_PROBLEM TO SOLVE_.
Below are records; work out how many of their lines hold the string "Carter" and give that number alone.

-- THE DATA start --

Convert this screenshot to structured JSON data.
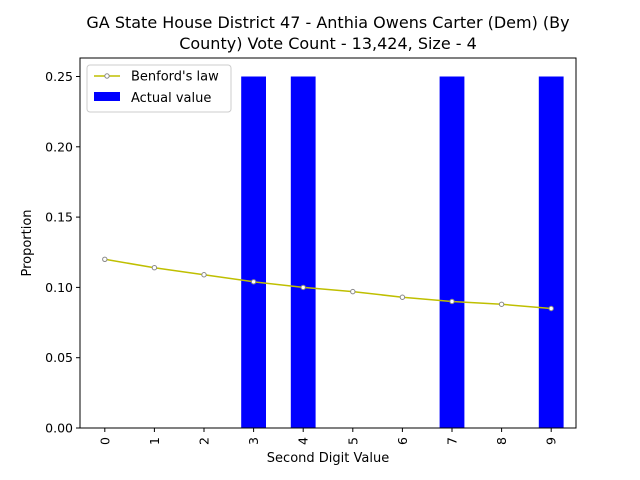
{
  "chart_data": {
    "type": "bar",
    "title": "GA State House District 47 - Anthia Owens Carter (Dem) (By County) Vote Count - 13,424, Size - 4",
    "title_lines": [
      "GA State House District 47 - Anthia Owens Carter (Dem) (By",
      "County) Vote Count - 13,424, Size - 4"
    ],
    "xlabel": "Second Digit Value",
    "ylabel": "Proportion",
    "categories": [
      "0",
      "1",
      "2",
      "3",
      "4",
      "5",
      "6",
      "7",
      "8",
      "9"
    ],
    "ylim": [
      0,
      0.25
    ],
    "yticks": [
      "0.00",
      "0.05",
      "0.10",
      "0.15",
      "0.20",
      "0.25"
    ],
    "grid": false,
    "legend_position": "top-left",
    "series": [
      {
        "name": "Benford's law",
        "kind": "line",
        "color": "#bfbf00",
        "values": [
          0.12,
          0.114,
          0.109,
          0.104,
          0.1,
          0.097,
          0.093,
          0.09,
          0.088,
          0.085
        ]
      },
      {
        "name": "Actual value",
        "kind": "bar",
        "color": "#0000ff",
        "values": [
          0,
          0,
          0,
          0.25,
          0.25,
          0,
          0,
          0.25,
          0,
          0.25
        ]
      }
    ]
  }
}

-- THE DATA end --

_CORRECT OUTPUT_.
2